BEGIN TASK DATA
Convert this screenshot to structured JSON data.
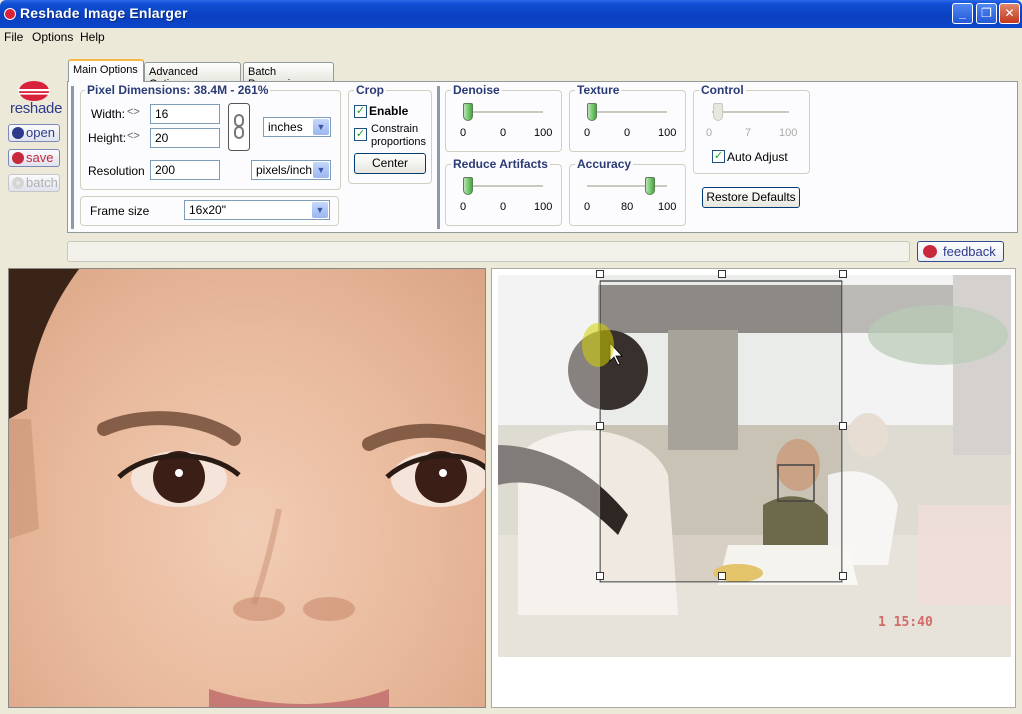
{
  "window": {
    "title": "Reshade Image Enlarger"
  },
  "menu": [
    "File",
    "Options",
    "Help"
  ],
  "brand": {
    "logo_text": "reshade",
    "accent": "#d8213a",
    "brand_blue": "#2d3a8c"
  },
  "sidebar": {
    "open_label": "open",
    "save_label": "save",
    "batch_label": "batch"
  },
  "tabs": [
    "Main Options",
    "Advanced Options",
    "Batch Processing"
  ],
  "pixel_dimensions": {
    "title": "Pixel Dimensions:",
    "summary": "38.4M - 261%",
    "width_label": "Width:",
    "width_value": "16",
    "height_label": "Height:",
    "height_value": "20",
    "unit": "inches",
    "resolution_label": "Resolution",
    "resolution_value": "200",
    "resolution_unit": "pixels/inch"
  },
  "frame": {
    "label": "Frame size",
    "value": "16x20\""
  },
  "crop": {
    "title": "Crop",
    "enable_label": "Enable",
    "enable_checked": true,
    "constrain_label_1": "Constrain",
    "constrain_label_2": "proportions",
    "constrain_checked": true,
    "center_label": "Center"
  },
  "sliders": {
    "denoise": {
      "title": "Denoise",
      "min": "0",
      "value": "0",
      "max": "100"
    },
    "texture": {
      "title": "Texture",
      "min": "0",
      "value": "0",
      "max": "100"
    },
    "control": {
      "title": "Control",
      "min": "0",
      "value": "7",
      "max": "100",
      "disabled": true
    },
    "reduce_artifacts": {
      "title": "Reduce Artifacts",
      "min": "0",
      "value": "0",
      "max": "100"
    },
    "accuracy": {
      "title": "Accuracy",
      "min": "0",
      "value": "80",
      "max": "100"
    }
  },
  "auto_adjust": {
    "label": "Auto Adjust",
    "checked": true
  },
  "restore_label": "Restore Defaults",
  "feedback_label": "feedback",
  "photo_timestamp": "1 15:40"
}
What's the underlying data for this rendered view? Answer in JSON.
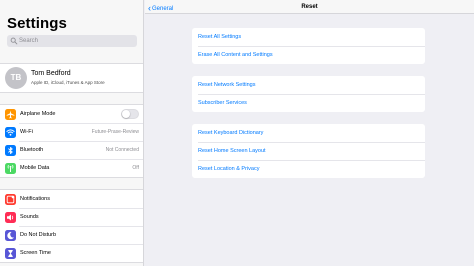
{
  "left": {
    "title": "Settings",
    "search": {
      "placeholder": "Search",
      "icon": "magnifier-icon"
    },
    "profile": {
      "initials": "TB",
      "name": "Tom Bedford",
      "subtitle": "Apple ID, iCloud, iTunes & App Store"
    },
    "group1": [
      {
        "label": "Airplane Mode",
        "icon": "airplane-icon",
        "color": "#ff9500",
        "toggle": false
      },
      {
        "label": "Wi-Fi",
        "icon": "wifi-icon",
        "color": "#007aff",
        "value": "Future-Prase-Review"
      },
      {
        "label": "Bluetooth",
        "icon": "bluetooth-icon",
        "color": "#007aff",
        "value": "Not Connected"
      },
      {
        "label": "Mobile Data",
        "icon": "antenna-icon",
        "color": "#4cd964",
        "value": "Off"
      }
    ],
    "group2": [
      {
        "label": "Notifications",
        "icon": "notifications-icon",
        "color": "#ff3b30"
      },
      {
        "label": "Sounds",
        "icon": "speaker-icon",
        "color": "#ff2d55"
      },
      {
        "label": "Do Not Disturb",
        "icon": "moon-icon",
        "color": "#5856d6"
      },
      {
        "label": "Screen Time",
        "icon": "hourglass-icon",
        "color": "#5856d6"
      }
    ]
  },
  "right": {
    "back_label": "General",
    "title": "Reset",
    "group1": [
      "Reset All Settings",
      "Erase All Content and Settings"
    ],
    "group2": [
      "Reset Network Settings",
      "Subscriber Services"
    ],
    "group3": [
      "Reset Keyboard Dictionary",
      "Reset Home Screen Layout",
      "Reset Location & Privacy"
    ]
  },
  "colors": {
    "accent": "#007aff",
    "background": "#efeff4"
  }
}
END TASK DATA
Give nothing but the count of lines in the listing above that hold the string "this".

EXERCISE RESULT:
2